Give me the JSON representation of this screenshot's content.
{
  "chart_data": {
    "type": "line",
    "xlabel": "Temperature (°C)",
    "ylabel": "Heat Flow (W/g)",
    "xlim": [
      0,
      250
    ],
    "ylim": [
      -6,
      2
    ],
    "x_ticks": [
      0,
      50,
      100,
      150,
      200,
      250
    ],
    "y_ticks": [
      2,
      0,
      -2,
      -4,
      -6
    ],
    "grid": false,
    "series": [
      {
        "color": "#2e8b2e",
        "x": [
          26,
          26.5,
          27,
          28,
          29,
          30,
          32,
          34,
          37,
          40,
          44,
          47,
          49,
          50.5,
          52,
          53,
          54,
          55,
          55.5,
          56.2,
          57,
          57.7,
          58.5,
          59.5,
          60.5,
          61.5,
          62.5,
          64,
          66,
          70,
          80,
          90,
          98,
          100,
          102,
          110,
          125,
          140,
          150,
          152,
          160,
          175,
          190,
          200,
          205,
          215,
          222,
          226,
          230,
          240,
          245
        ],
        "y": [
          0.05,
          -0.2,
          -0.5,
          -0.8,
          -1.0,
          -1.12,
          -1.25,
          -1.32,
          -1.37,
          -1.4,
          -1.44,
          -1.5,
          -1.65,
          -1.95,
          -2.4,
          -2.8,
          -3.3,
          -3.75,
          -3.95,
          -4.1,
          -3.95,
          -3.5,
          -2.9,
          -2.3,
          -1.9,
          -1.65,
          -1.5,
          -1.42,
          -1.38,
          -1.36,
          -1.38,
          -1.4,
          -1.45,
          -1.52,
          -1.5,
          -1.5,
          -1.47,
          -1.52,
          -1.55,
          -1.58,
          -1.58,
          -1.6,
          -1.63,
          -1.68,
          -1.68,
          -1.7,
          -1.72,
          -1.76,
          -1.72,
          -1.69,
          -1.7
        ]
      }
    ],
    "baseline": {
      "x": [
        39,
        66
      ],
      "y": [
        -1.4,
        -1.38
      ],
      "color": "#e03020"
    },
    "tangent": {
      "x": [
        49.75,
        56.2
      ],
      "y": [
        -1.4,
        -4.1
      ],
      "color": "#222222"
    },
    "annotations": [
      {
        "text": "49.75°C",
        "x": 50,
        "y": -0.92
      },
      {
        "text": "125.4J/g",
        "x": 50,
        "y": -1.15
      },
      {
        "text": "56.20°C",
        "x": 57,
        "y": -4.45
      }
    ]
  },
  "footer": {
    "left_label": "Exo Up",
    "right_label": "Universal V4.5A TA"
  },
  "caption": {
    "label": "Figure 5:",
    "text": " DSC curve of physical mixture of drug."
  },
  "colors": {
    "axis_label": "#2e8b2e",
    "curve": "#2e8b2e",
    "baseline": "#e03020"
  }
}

-=-=-

• _Instruction_
Gather up every line from the listing above in which the word "text" occurs.

• _Exercise response_
        "text": "49.75°C",
        "text": "125.4J/g",
        "text": "56.20°C",
    "text": " DSC curve of physical mixture of drug."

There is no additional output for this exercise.